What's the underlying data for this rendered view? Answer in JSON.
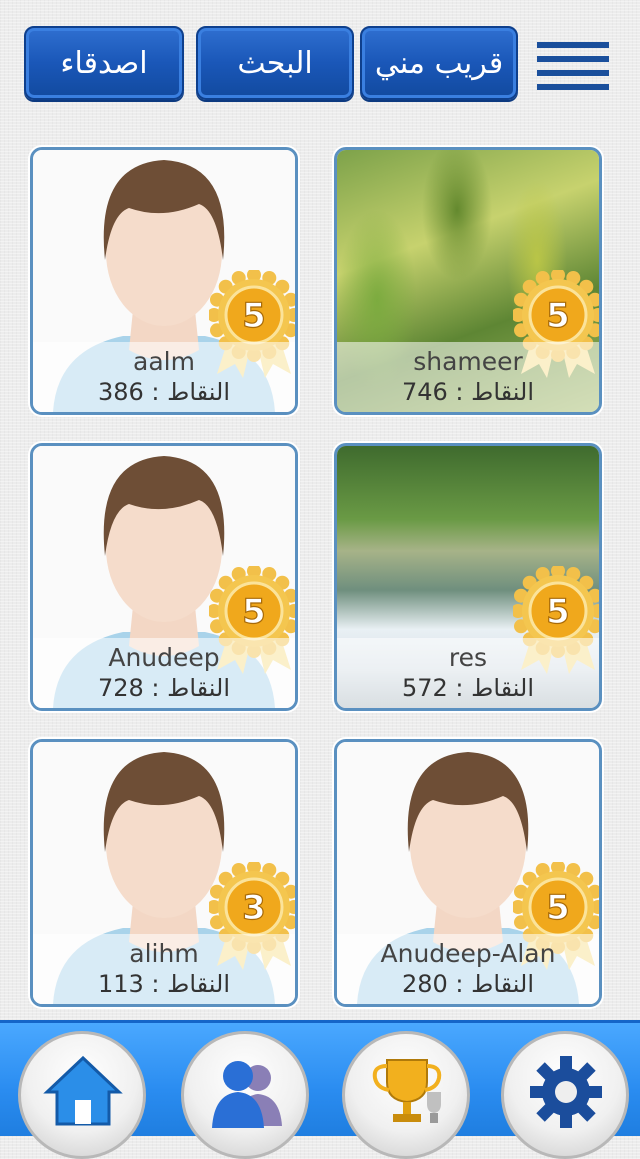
{
  "header": {
    "friends_label": "اصدقاء",
    "search_label": "البحث",
    "near_label": "قريب مني"
  },
  "cards": [
    {
      "name": "shameer",
      "points": "النقاط : 746",
      "badge": "5",
      "photo": "leaves"
    },
    {
      "name": "aalm",
      "points": "النقاط : 386",
      "badge": "5",
      "photo": "avatar"
    },
    {
      "name": "res",
      "points": "النقاط : 572",
      "badge": "5",
      "photo": "river"
    },
    {
      "name": "Anudeep",
      "points": "النقاط : 728",
      "badge": "5",
      "photo": "avatar"
    },
    {
      "name": "Anudeep-Alan",
      "points": "النقاط : 280",
      "badge": "5",
      "photo": "avatar"
    },
    {
      "name": "alihm",
      "points": "النقاط : 113",
      "badge": "3",
      "photo": "avatar"
    }
  ],
  "colors": {
    "accent": "#1a57b8",
    "card_border": "#5a90c0",
    "bottom_bar": "#2a8cf0",
    "medal_gold": "#f2b01e"
  },
  "nav": {
    "icons": [
      "home-icon",
      "friends-icon",
      "trophy-icon",
      "settings-icon"
    ]
  }
}
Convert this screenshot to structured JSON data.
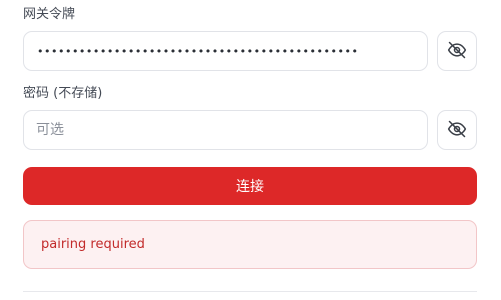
{
  "gateway_token": {
    "label": "网关令牌",
    "masked_value": "••••••••••••••••••••••••••••••••••••••••••••••",
    "toggle_icon": "eye-off-icon"
  },
  "password": {
    "label": "密码 (不存储)",
    "value": "",
    "placeholder": "可选",
    "toggle_icon": "eye-off-icon"
  },
  "connect_button": {
    "label": "连接",
    "color": "#dd2828"
  },
  "error": {
    "message": "pairing required",
    "color": "#c22a2a",
    "background": "#fdf1f2"
  }
}
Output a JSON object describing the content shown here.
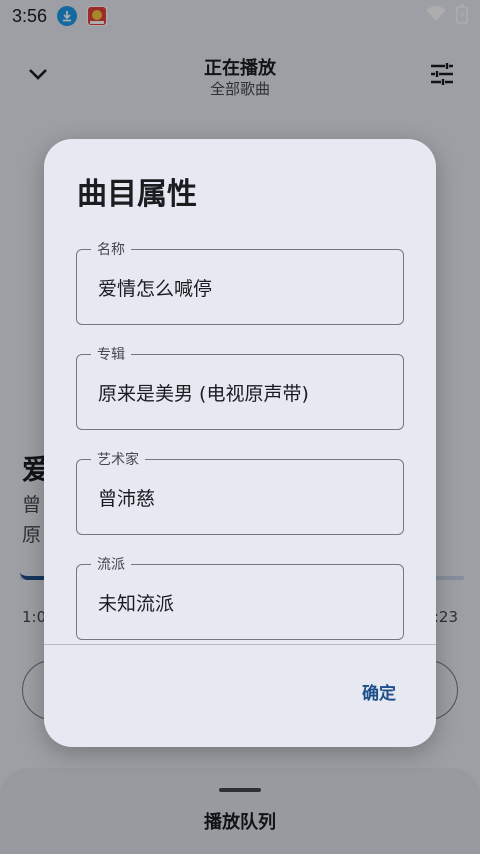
{
  "status_bar": {
    "time": "3:56",
    "icons": [
      "download-notification-icon",
      "app-notification-icon",
      "wifi-icon",
      "battery-charging-icon"
    ]
  },
  "header": {
    "title": "正在播放",
    "subtitle": "全部歌曲",
    "back_icon": "chevron-down-icon",
    "eq_icon": "equalizer-icon"
  },
  "player": {
    "title": "爱",
    "artist": "曾",
    "album": "原",
    "time_current": "1:0",
    "time_total": ":23"
  },
  "queue": {
    "label": "播放队列"
  },
  "dialog": {
    "title": "曲目属性",
    "fields": [
      {
        "label": "名称",
        "value": "爱情怎么喊停"
      },
      {
        "label": "专辑",
        "value": "原来是美男 (电视原声带)"
      },
      {
        "label": "艺术家",
        "value": "曾沛慈"
      },
      {
        "label": "流派",
        "value": "未知流派"
      }
    ],
    "confirm_label": "确定"
  },
  "colors": {
    "accent": "#1f4f8b",
    "background": "#e7eaf2",
    "dialog_surface": "#e6e9f1",
    "download_badge": "#1e9be9"
  }
}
----
> **WORK TO DO**:
Restate every record exactly, please; do not copy the pictures.

> **RESPONSE TO THE TASK**:
What's the underlying data for this rendered view? Answer in JSON.
{
  "header": {
    "friends_label": "اصدقاء",
    "search_label": "البحث",
    "near_label": "قريب مني"
  },
  "cards": [
    {
      "name": "shameer",
      "points": "النقاط : 746",
      "badge": "5",
      "photo": "leaves"
    },
    {
      "name": "aalm",
      "points": "النقاط : 386",
      "badge": "5",
      "photo": "avatar"
    },
    {
      "name": "res",
      "points": "النقاط : 572",
      "badge": "5",
      "photo": "river"
    },
    {
      "name": "Anudeep",
      "points": "النقاط : 728",
      "badge": "5",
      "photo": "avatar"
    },
    {
      "name": "Anudeep-Alan",
      "points": "النقاط : 280",
      "badge": "5",
      "photo": "avatar"
    },
    {
      "name": "alihm",
      "points": "النقاط : 113",
      "badge": "3",
      "photo": "avatar"
    }
  ],
  "colors": {
    "accent": "#1a57b8",
    "card_border": "#5a90c0",
    "bottom_bar": "#2a8cf0",
    "medal_gold": "#f2b01e"
  },
  "nav": {
    "icons": [
      "home-icon",
      "friends-icon",
      "trophy-icon",
      "settings-icon"
    ]
  }
}
Convert this screenshot to structured JSON data.
{
  "gateway_token": {
    "label": "网关令牌",
    "masked_value": "••••••••••••••••••••••••••••••••••••••••••••••",
    "toggle_icon": "eye-off-icon"
  },
  "password": {
    "label": "密码 (不存储)",
    "value": "",
    "placeholder": "可选",
    "toggle_icon": "eye-off-icon"
  },
  "connect_button": {
    "label": "连接",
    "color": "#dd2828"
  },
  "error": {
    "message": "pairing required",
    "color": "#c22a2a",
    "background": "#fdf1f2"
  }
}
Output a JSON object describing the content shown here.
{
  "status_bar": {
    "time": "3:56",
    "icons": [
      "download-notification-icon",
      "app-notification-icon",
      "wifi-icon",
      "battery-charging-icon"
    ]
  },
  "header": {
    "title": "正在播放",
    "subtitle": "全部歌曲",
    "back_icon": "chevron-down-icon",
    "eq_icon": "equalizer-icon"
  },
  "player": {
    "title": "爱",
    "artist": "曾",
    "album": "原",
    "time_current": "1:0",
    "time_total": ":23"
  },
  "queue": {
    "label": "播放队列"
  },
  "dialog": {
    "title": "曲目属性",
    "fields": [
      {
        "label": "名称",
        "value": "爱情怎么喊停"
      },
      {
        "label": "专辑",
        "value": "原来是美男 (电视原声带)"
      },
      {
        "label": "艺术家",
        "value": "曾沛慈"
      },
      {
        "label": "流派",
        "value": "未知流派"
      }
    ],
    "confirm_label": "确定"
  },
  "colors": {
    "accent": "#1f4f8b",
    "background": "#e7eaf2",
    "dialog_surface": "#e6e9f1",
    "download_badge": "#1e9be9"
  }
}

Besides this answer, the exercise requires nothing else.